(Items from a data source)
**********
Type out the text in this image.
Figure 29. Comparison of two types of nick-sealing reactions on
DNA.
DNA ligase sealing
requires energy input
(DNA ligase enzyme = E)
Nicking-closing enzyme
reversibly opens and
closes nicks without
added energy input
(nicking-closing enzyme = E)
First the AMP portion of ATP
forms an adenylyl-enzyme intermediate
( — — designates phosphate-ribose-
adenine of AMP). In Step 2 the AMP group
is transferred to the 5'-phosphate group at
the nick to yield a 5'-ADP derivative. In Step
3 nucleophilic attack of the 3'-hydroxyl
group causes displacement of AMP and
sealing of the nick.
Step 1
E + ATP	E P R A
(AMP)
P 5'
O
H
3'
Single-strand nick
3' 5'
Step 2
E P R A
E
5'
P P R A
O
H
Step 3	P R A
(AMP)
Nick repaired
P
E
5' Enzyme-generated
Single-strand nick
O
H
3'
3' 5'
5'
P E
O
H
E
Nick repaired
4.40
**********
**TRY IT**
The data must be printed verbatim, line by line.

**RESPONSE AREA**
Type out the text in this image.
Figure 29. Comparison of two types of nick-sealing reactions on
DNA.
DNA ligase sealing
requires energy input
(DNA ligase enzyme = E)
Nicking-closing enzyme
reversibly opens and
closes nicks without
added energy input
(nicking-closing enzyme = E)
First the AMP portion of ATP
forms an adenylyl-enzyme intermediate
( — — designates phosphate-ribose-
adenine of AMP). In Step 2 the AMP group
is transferred to the 5'-phosphate group at
the nick to yield a 5'-ADP derivative. In Step
3 nucleophilic attack of the 3'-hydroxyl
group causes displacement of AMP and
sealing of the nick.
Step 1
E + ATP	E P R A
(AMP)
P 5'
O
H
3'
Single-strand nick
3' 5'
Step 2
E P R A
E
5'
P P R A
O
H
Step 3	P R A
(AMP)
Nick repaired
P
E
5' Enzyme-generated
Single-strand nick
O
H
3'
3' 5'
5'
P E
O
H
E
Nick repaired
4.40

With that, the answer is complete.